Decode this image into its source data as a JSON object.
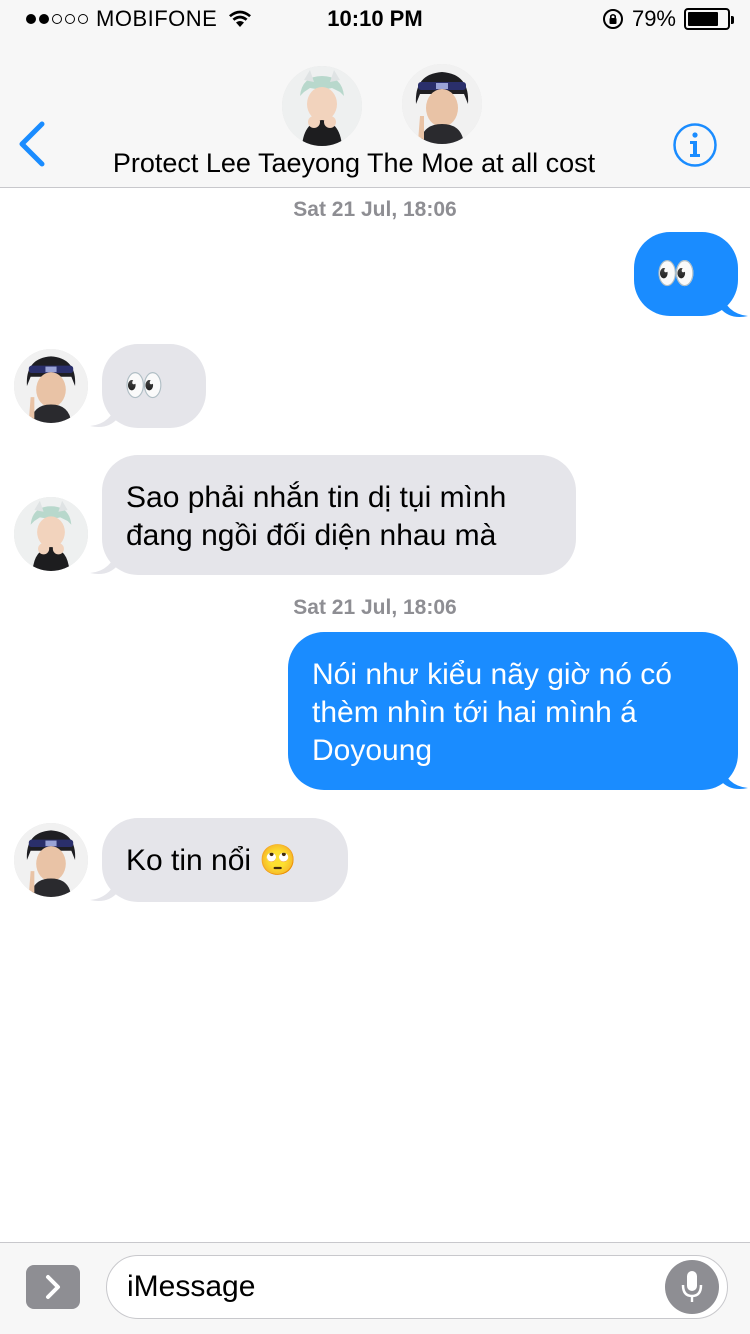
{
  "status_bar": {
    "carrier": "MOBIFONE",
    "time": "10:10 PM",
    "battery_percent": "79%",
    "battery_level": 0.79,
    "signal_bars_filled": 2,
    "signal_bars_total": 5,
    "icons": [
      "wifi-icon",
      "rotation-lock-icon",
      "battery-icon"
    ]
  },
  "header": {
    "title": "Protect Lee Taeyong The Moe at all cost",
    "back_icon": "chevron-left-icon",
    "info_icon": "info-icon",
    "accent_color": "#1a8cff"
  },
  "messages": [
    {
      "type": "timestamp",
      "text": "Sat 21 Jul, 18:06"
    },
    {
      "type": "outgoing",
      "text": "👀"
    },
    {
      "type": "incoming",
      "sender_avatar": "headband-boy",
      "text": "👀"
    },
    {
      "type": "incoming",
      "sender_avatar": "mint-hair-boy",
      "lines": [
        "Sao phải nhắn tin dị tụi mình",
        "đang ngồi đối diện nhau mà"
      ]
    },
    {
      "type": "timestamp",
      "text": "Sat 21 Jul, 18:06"
    },
    {
      "type": "outgoing",
      "lines": [
        "Nói như kiểu nãy giờ nó có",
        "thèm nhìn tới hai mình á",
        "Doyoung"
      ]
    },
    {
      "type": "incoming",
      "sender_avatar": "headband-boy",
      "text": "Ko tin nổi 🙄"
    }
  ],
  "input_bar": {
    "placeholder": "iMessage",
    "apps_icon": "chevron-right-icon",
    "mic_icon": "microphone-icon"
  },
  "colors": {
    "outgoing_bubble": "#1a8cff",
    "incoming_bubble": "#e5e5ea",
    "timestamp": "#8e8e93",
    "bar_background": "#f7f7f7"
  }
}
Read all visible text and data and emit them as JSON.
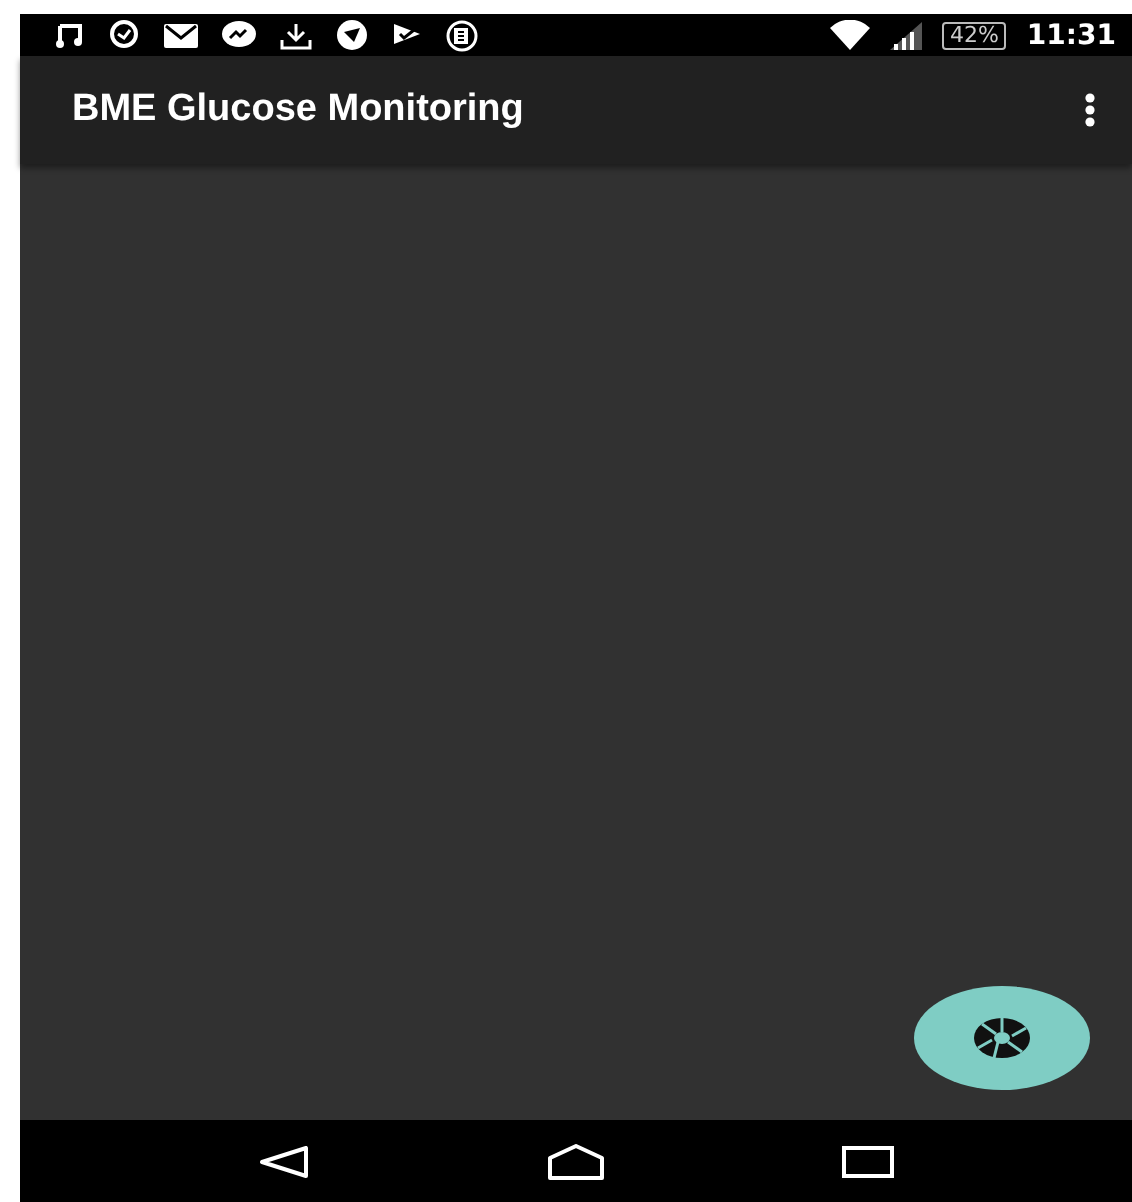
{
  "status_bar": {
    "battery": "42%",
    "time": "11:31"
  },
  "app_bar": {
    "title": "BME Glucose Monitoring"
  }
}
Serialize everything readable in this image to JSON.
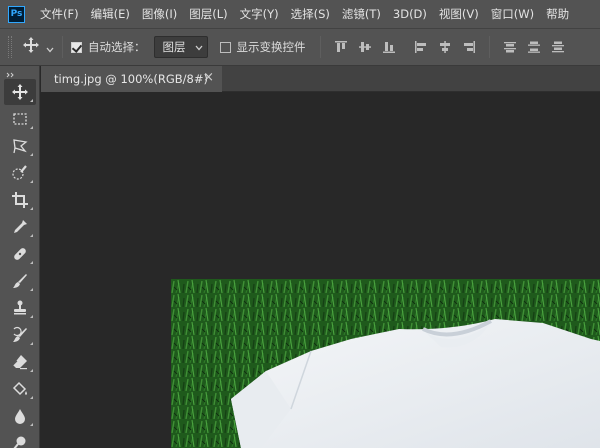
{
  "app": {
    "logo_text": "Ps",
    "accent": "#31a8ff"
  },
  "menu": {
    "items": [
      "文件(F)",
      "编辑(E)",
      "图像(I)",
      "图层(L)",
      "文字(Y)",
      "选择(S)",
      "滤镜(T)",
      "3D(D)",
      "视图(V)",
      "窗口(W)",
      "帮助"
    ]
  },
  "options": {
    "auto_select_label": "自动选择：",
    "auto_select_checked": true,
    "auto_select_target": "图层",
    "show_transform_label": "显示变换控件",
    "show_transform_checked": false
  },
  "document": {
    "tab_title": "timg.jpg @ 100%(RGB/8#)",
    "close_glyph": "×"
  },
  "tools": [
    "move-tool",
    "marquee-tool",
    "lasso-tool",
    "quick-select-tool",
    "crop-tool",
    "eyedropper-tool",
    "healing-brush-tool",
    "brush-tool",
    "clone-stamp-tool",
    "history-brush-tool",
    "eraser-tool",
    "paint-bucket-tool",
    "blur-tool",
    "dodge-tool"
  ],
  "canvas": {
    "background": "#282828",
    "image_subject": "white t-shirt on grass"
  }
}
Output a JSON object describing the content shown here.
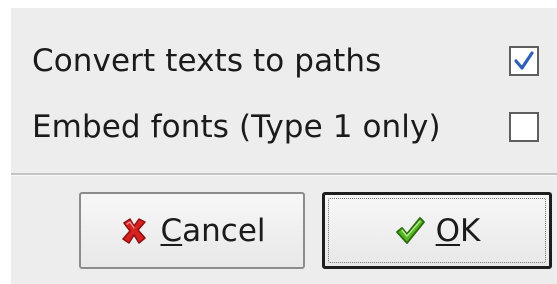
{
  "options": [
    {
      "label": "Convert texts to paths",
      "checked": true
    },
    {
      "label": "Embed fonts (Type 1 only)",
      "checked": false
    }
  ],
  "buttons": {
    "cancel": {
      "mnemonic": "C",
      "rest": "ancel",
      "icon": "red-x-icon"
    },
    "ok": {
      "mnemonic": "O",
      "rest": "K",
      "icon": "green-checkmark-icon"
    }
  },
  "colors": {
    "dialog_bg": "#ededed",
    "check_blue": "#2f5fb8",
    "cancel_red": "#d62121",
    "ok_green": "#56b824"
  }
}
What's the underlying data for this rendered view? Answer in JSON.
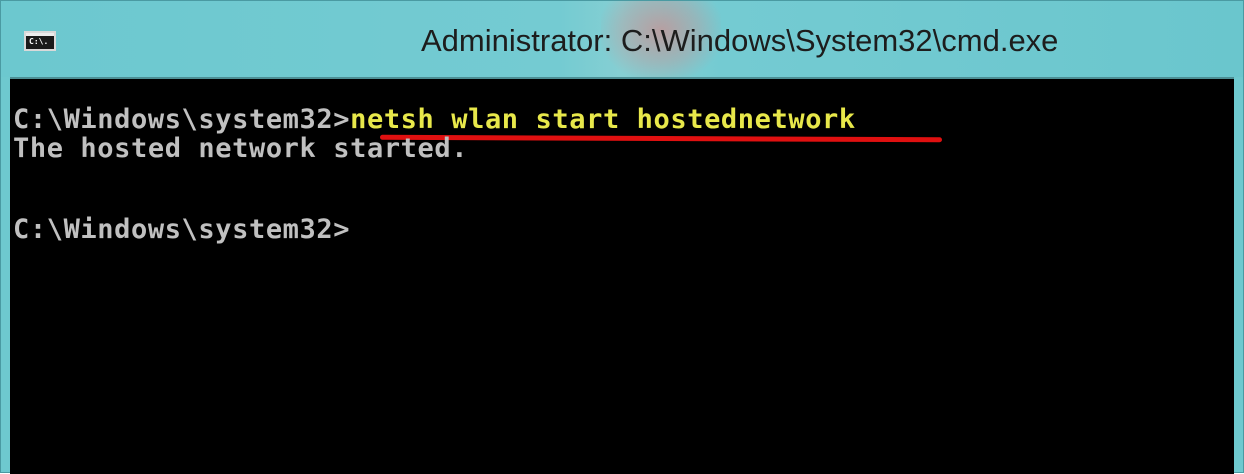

---

» Task prompt
Gather from the records above every line containing the string "this".

» Output of the task
Decode this image into its source data as a JSON object.
Serialize everything readable in this image to JSON.
What's the underlying data for this rendered view? Answer in JSON.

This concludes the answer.